> [Job]: State the number of lines that include the string "summary", and write nothing else.

> [Given data]:

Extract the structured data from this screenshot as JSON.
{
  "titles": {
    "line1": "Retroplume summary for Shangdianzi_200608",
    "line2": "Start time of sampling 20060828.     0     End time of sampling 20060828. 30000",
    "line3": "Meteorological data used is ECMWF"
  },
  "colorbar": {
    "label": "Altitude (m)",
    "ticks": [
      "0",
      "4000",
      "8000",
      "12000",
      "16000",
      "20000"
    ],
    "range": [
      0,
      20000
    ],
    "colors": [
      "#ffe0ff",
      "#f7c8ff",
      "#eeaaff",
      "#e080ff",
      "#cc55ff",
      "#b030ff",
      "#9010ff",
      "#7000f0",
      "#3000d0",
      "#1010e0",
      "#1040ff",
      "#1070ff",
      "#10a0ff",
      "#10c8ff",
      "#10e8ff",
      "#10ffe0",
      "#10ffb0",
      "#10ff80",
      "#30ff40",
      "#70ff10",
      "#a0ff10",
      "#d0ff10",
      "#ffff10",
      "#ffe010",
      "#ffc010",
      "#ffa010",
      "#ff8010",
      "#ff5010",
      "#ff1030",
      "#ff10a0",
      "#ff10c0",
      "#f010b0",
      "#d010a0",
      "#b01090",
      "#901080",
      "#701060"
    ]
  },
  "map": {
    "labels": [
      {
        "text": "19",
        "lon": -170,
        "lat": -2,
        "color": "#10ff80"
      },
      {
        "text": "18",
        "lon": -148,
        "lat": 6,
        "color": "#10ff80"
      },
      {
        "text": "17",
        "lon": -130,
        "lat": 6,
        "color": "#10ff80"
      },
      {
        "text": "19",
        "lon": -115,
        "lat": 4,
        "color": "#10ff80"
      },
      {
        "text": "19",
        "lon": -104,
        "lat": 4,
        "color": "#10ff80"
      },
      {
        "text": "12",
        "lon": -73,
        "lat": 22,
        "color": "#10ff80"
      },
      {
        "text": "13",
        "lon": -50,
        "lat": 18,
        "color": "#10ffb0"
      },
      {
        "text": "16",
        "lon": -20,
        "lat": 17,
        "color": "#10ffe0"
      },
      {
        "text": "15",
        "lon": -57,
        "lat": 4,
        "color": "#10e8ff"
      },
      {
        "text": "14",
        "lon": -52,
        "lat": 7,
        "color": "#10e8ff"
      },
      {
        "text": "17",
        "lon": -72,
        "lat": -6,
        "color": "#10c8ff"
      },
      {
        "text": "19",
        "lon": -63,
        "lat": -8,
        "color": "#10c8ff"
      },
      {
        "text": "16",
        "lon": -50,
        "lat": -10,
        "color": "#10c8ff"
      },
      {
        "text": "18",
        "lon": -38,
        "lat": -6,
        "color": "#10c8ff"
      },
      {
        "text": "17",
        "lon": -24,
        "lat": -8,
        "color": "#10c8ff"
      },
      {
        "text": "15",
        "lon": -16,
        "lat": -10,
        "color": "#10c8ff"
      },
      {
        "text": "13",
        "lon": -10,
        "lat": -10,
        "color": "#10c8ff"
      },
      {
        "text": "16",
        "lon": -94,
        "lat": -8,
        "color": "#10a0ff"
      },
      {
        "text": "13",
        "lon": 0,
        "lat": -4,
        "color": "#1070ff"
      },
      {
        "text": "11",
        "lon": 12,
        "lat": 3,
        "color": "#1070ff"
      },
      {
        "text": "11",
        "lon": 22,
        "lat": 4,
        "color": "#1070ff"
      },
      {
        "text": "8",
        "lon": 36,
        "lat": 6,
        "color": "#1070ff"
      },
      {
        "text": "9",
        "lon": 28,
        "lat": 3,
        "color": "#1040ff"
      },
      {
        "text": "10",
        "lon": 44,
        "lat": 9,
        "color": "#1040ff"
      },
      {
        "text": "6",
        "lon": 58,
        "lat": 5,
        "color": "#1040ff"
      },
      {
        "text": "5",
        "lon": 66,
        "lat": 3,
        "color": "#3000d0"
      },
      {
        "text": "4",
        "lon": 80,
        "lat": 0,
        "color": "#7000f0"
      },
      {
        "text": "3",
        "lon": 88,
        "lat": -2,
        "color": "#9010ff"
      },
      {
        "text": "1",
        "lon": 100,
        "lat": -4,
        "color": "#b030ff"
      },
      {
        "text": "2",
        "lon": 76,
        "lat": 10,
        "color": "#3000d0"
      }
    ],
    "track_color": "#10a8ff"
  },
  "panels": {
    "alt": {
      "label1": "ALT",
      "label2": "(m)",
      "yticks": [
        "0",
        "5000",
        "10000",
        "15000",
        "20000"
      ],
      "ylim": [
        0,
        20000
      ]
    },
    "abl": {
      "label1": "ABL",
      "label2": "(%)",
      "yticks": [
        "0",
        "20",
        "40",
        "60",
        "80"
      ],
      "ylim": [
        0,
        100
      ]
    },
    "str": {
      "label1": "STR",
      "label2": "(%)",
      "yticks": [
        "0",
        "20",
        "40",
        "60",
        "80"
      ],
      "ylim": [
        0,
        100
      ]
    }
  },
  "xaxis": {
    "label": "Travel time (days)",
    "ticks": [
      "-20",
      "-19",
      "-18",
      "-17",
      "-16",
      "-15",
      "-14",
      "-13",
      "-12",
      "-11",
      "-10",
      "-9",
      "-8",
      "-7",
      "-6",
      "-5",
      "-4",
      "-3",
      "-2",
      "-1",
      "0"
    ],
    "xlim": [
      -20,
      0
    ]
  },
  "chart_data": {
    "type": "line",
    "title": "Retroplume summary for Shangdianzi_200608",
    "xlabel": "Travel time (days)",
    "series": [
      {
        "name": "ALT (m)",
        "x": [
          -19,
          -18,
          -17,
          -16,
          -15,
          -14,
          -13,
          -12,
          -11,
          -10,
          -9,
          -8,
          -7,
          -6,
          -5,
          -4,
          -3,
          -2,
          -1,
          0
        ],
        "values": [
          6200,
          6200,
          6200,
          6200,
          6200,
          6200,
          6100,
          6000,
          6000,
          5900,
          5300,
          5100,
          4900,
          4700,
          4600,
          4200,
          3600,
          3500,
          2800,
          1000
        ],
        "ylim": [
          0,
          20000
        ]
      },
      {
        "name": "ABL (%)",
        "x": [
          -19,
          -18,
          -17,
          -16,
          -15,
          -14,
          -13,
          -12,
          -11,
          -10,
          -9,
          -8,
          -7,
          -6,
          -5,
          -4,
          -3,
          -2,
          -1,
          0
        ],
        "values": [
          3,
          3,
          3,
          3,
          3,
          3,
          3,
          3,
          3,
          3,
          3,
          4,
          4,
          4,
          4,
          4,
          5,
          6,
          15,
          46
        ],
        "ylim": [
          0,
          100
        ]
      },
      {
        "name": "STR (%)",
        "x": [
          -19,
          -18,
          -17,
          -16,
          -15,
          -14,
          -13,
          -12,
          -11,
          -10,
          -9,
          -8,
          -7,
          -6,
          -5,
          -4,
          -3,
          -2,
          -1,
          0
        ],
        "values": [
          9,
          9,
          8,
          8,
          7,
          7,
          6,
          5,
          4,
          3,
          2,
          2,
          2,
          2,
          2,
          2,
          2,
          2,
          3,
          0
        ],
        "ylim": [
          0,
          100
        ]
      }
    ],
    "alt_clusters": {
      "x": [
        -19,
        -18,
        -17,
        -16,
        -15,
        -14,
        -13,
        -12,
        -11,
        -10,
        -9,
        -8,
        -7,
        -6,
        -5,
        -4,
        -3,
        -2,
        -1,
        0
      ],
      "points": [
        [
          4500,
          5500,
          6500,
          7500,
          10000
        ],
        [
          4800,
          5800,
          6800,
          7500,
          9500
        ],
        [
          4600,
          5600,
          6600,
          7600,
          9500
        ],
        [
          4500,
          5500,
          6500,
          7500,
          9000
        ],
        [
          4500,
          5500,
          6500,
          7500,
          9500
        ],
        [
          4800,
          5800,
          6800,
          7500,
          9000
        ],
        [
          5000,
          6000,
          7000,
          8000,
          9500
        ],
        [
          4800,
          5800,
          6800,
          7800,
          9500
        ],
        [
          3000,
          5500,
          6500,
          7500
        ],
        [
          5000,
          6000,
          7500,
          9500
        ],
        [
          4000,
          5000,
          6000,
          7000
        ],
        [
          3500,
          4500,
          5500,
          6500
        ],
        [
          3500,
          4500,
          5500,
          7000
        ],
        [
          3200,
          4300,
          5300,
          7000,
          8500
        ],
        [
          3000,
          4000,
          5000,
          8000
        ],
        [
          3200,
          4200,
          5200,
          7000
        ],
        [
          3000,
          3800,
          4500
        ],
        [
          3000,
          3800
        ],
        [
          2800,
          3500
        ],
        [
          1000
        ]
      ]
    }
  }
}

> [Answer to this problem]: 2